(Items from a data source)

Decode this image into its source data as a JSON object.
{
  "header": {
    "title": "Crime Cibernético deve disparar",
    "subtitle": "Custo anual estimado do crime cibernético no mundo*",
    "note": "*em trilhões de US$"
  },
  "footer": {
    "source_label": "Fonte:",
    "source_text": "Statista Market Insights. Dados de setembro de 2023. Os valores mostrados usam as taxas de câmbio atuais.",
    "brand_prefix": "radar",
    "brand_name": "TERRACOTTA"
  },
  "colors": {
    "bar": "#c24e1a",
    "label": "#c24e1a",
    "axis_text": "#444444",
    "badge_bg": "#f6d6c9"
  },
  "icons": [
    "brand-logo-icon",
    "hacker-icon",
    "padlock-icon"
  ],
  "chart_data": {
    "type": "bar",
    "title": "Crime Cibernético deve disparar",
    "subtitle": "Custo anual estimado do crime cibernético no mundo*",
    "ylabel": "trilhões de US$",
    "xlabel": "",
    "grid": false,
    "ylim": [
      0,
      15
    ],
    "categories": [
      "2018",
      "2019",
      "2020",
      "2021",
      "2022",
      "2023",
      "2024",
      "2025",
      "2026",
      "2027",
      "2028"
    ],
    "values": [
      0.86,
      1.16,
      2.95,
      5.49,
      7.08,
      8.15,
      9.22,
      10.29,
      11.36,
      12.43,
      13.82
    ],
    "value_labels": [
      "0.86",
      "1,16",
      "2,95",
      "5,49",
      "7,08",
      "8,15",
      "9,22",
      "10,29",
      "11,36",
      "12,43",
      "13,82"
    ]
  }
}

* **Written instruction**:
Using the data above, reproduce every line exactly.

* **Result of this exercise**:
Decode this image into its source data as a JSON object.
{
  "header": {
    "title": "Crime Cibernético deve disparar",
    "subtitle": "Custo anual estimado do crime cibernético no mundo*",
    "note": "*em trilhões de US$"
  },
  "footer": {
    "source_label": "Fonte:",
    "source_text": "Statista Market Insights. Dados de setembro de 2023. Os valores mostrados usam as taxas de câmbio atuais.",
    "brand_prefix": "radar",
    "brand_name": "TERRACOTTA"
  },
  "colors": {
    "bar": "#c24e1a",
    "label": "#c24e1a",
    "axis_text": "#444444",
    "badge_bg": "#f6d6c9"
  },
  "icons": [
    "brand-logo-icon",
    "hacker-icon",
    "padlock-icon"
  ],
  "chart_data": {
    "type": "bar",
    "title": "Crime Cibernético deve disparar",
    "subtitle": "Custo anual estimado do crime cibernético no mundo*",
    "ylabel": "trilhões de US$",
    "xlabel": "",
    "grid": false,
    "ylim": [
      0,
      15
    ],
    "categories": [
      "2018",
      "2019",
      "2020",
      "2021",
      "2022",
      "2023",
      "2024",
      "2025",
      "2026",
      "2027",
      "2028"
    ],
    "values": [
      0.86,
      1.16,
      2.95,
      5.49,
      7.08,
      8.15,
      9.22,
      10.29,
      11.36,
      12.43,
      13.82
    ],
    "value_labels": [
      "0.86",
      "1,16",
      "2,95",
      "5,49",
      "7,08",
      "8,15",
      "9,22",
      "10,29",
      "11,36",
      "12,43",
      "13,82"
    ]
  }
}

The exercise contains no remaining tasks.